Records for processing —

######

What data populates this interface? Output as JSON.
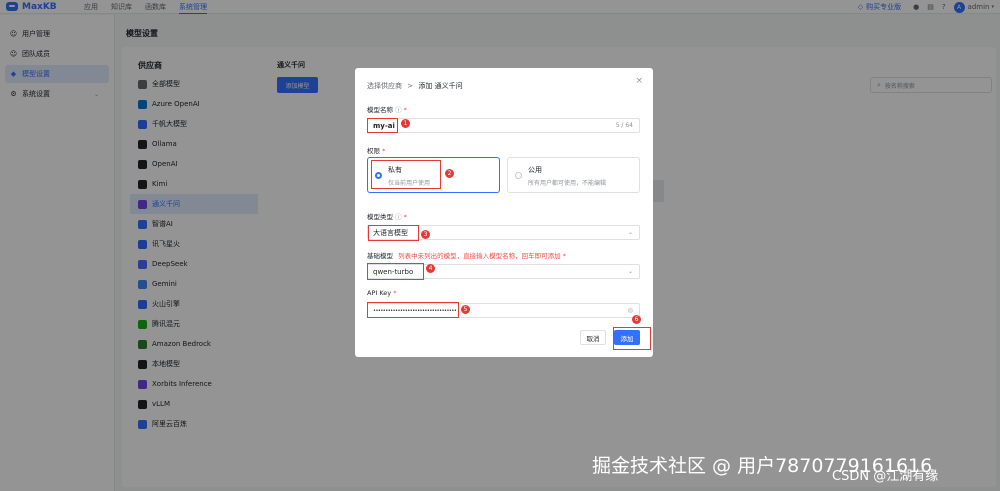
{
  "app": {
    "name": "MaxKB"
  },
  "topnav": [
    {
      "label": "应用",
      "active": false
    },
    {
      "label": "知识库",
      "active": false
    },
    {
      "label": "函数库",
      "active": false
    },
    {
      "label": "系统管理",
      "active": true
    }
  ],
  "topright": {
    "promo": "购买专业版",
    "user": "admin",
    "avatar_letter": "A"
  },
  "sidebar": [
    {
      "label": "用户管理",
      "icon": "user-icon",
      "active": false
    },
    {
      "label": "团队成员",
      "icon": "team-icon",
      "active": false
    },
    {
      "label": "模型设置",
      "icon": "cube-icon",
      "active": true
    },
    {
      "label": "系统设置",
      "icon": "gear-icon",
      "active": false,
      "expandable": true
    }
  ],
  "page": {
    "title": "模型设置"
  },
  "providers": {
    "title": "供应商",
    "items": [
      {
        "label": "全部模型",
        "icon": "grid-icon",
        "color": "#646a73"
      },
      {
        "label": "Azure OpenAI",
        "icon": "azure-icon",
        "color": "#0078d4"
      },
      {
        "label": "千帆大模型",
        "icon": "qianfan-icon",
        "color": "#2f6bff"
      },
      {
        "label": "Ollama",
        "icon": "ollama-icon",
        "color": "#1f2329"
      },
      {
        "label": "OpenAI",
        "icon": "openai-icon",
        "color": "#1f2329"
      },
      {
        "label": "Kimi",
        "icon": "kimi-icon",
        "color": "#1f2329"
      },
      {
        "label": "通义千问",
        "icon": "tongyi-icon",
        "color": "#6e45e2",
        "active": true
      },
      {
        "label": "智谱AI",
        "icon": "zhipu-icon",
        "color": "#3370ff"
      },
      {
        "label": "讯飞星火",
        "icon": "spark-icon",
        "color": "#2f6bff"
      },
      {
        "label": "DeepSeek",
        "icon": "deepseek-icon",
        "color": "#4d6bfe"
      },
      {
        "label": "Gemini",
        "icon": "gemini-icon",
        "color": "#4285f4"
      },
      {
        "label": "火山引擎",
        "icon": "volcano-icon",
        "color": "#2f6bff"
      },
      {
        "label": "腾讯混元",
        "icon": "hunyuan-icon",
        "color": "#1aad19"
      },
      {
        "label": "Amazon Bedrock",
        "icon": "bedrock-icon",
        "color": "#2e7d32"
      },
      {
        "label": "本地模型",
        "icon": "local-icon",
        "color": "#1f2329"
      },
      {
        "label": "Xorbits Inference",
        "icon": "xinference-icon",
        "color": "#6e45e2"
      },
      {
        "label": "vLLM",
        "icon": "vllm-icon",
        "color": "#1f2329"
      },
      {
        "label": "阿里云百炼",
        "icon": "bailian-icon",
        "color": "#3370ff"
      }
    ]
  },
  "models": {
    "heading": "通义千问",
    "add_button": "添加模型",
    "search_placeholder": "按名称搜索"
  },
  "modal": {
    "breadcrumb_prev": "选择供应商",
    "breadcrumb_sep": ">",
    "breadcrumb_current": "添加 通义千问",
    "name_label": "模型名称",
    "name_value": "my-ai",
    "name_count": "5 / 64",
    "perm_label": "权限",
    "perm_options": [
      {
        "title": "私有",
        "desc": "仅当前用户使用",
        "selected": true
      },
      {
        "title": "公用",
        "desc": "所有用户都可使用，不能编辑",
        "selected": false
      }
    ],
    "type_label": "模型类型",
    "type_value": "大语言模型",
    "base_label": "基础模型",
    "base_hint": "列表中未列出的模型，直接输入模型名称，回车即可添加",
    "base_value": "qwen-turbo",
    "apikey_label": "API Key",
    "apikey_value": "••••••••••••••••••••••••••••••••••",
    "cancel": "取消",
    "submit": "添加"
  },
  "annotations": [
    "1",
    "2",
    "3",
    "4",
    "5",
    "6"
  ],
  "watermark": {
    "line1": "掘金技术社区 @ 用户7870779161616",
    "line2": "CSDN @江湖有缘"
  },
  "colors": {
    "accent": "#3370ff",
    "annotation": "#e53935",
    "required": "#f54a45"
  }
}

######

Task to carry out —
Extract every line of the data exactly; pictures stay out.

Answer to this problem —
What data populates this interface? Output as JSON.
{
  "app": {
    "name": "MaxKB"
  },
  "topnav": [
    {
      "label": "应用",
      "active": false
    },
    {
      "label": "知识库",
      "active": false
    },
    {
      "label": "函数库",
      "active": false
    },
    {
      "label": "系统管理",
      "active": true
    }
  ],
  "topright": {
    "promo": "购买专业版",
    "user": "admin",
    "avatar_letter": "A"
  },
  "sidebar": [
    {
      "label": "用户管理",
      "icon": "user-icon",
      "active": false
    },
    {
      "label": "团队成员",
      "icon": "team-icon",
      "active": false
    },
    {
      "label": "模型设置",
      "icon": "cube-icon",
      "active": true
    },
    {
      "label": "系统设置",
      "icon": "gear-icon",
      "active": false,
      "expandable": true
    }
  ],
  "page": {
    "title": "模型设置"
  },
  "providers": {
    "title": "供应商",
    "items": [
      {
        "label": "全部模型",
        "icon": "grid-icon",
        "color": "#646a73"
      },
      {
        "label": "Azure OpenAI",
        "icon": "azure-icon",
        "color": "#0078d4"
      },
      {
        "label": "千帆大模型",
        "icon": "qianfan-icon",
        "color": "#2f6bff"
      },
      {
        "label": "Ollama",
        "icon": "ollama-icon",
        "color": "#1f2329"
      },
      {
        "label": "OpenAI",
        "icon": "openai-icon",
        "color": "#1f2329"
      },
      {
        "label": "Kimi",
        "icon": "kimi-icon",
        "color": "#1f2329"
      },
      {
        "label": "通义千问",
        "icon": "tongyi-icon",
        "color": "#6e45e2",
        "active": true
      },
      {
        "label": "智谱AI",
        "icon": "zhipu-icon",
        "color": "#3370ff"
      },
      {
        "label": "讯飞星火",
        "icon": "spark-icon",
        "color": "#2f6bff"
      },
      {
        "label": "DeepSeek",
        "icon": "deepseek-icon",
        "color": "#4d6bfe"
      },
      {
        "label": "Gemini",
        "icon": "gemini-icon",
        "color": "#4285f4"
      },
      {
        "label": "火山引擎",
        "icon": "volcano-icon",
        "color": "#2f6bff"
      },
      {
        "label": "腾讯混元",
        "icon": "hunyuan-icon",
        "color": "#1aad19"
      },
      {
        "label": "Amazon Bedrock",
        "icon": "bedrock-icon",
        "color": "#2e7d32"
      },
      {
        "label": "本地模型",
        "icon": "local-icon",
        "color": "#1f2329"
      },
      {
        "label": "Xorbits Inference",
        "icon": "xinference-icon",
        "color": "#6e45e2"
      },
      {
        "label": "vLLM",
        "icon": "vllm-icon",
        "color": "#1f2329"
      },
      {
        "label": "阿里云百炼",
        "icon": "bailian-icon",
        "color": "#3370ff"
      }
    ]
  },
  "models": {
    "heading": "通义千问",
    "add_button": "添加模型",
    "search_placeholder": "按名称搜索"
  },
  "modal": {
    "breadcrumb_prev": "选择供应商",
    "breadcrumb_sep": ">",
    "breadcrumb_current": "添加 通义千问",
    "name_label": "模型名称",
    "name_value": "my-ai",
    "name_count": "5 / 64",
    "perm_label": "权限",
    "perm_options": [
      {
        "title": "私有",
        "desc": "仅当前用户使用",
        "selected": true
      },
      {
        "title": "公用",
        "desc": "所有用户都可使用，不能编辑",
        "selected": false
      }
    ],
    "type_label": "模型类型",
    "type_value": "大语言模型",
    "base_label": "基础模型",
    "base_hint": "列表中未列出的模型，直接输入模型名称，回车即可添加",
    "base_value": "qwen-turbo",
    "apikey_label": "API Key",
    "apikey_value": "••••••••••••••••••••••••••••••••••",
    "cancel": "取消",
    "submit": "添加"
  },
  "annotations": [
    "1",
    "2",
    "3",
    "4",
    "5",
    "6"
  ],
  "watermark": {
    "line1": "掘金技术社区 @ 用户7870779161616",
    "line2": "CSDN @江湖有缘"
  },
  "colors": {
    "accent": "#3370ff",
    "annotation": "#e53935",
    "required": "#f54a45"
  }
}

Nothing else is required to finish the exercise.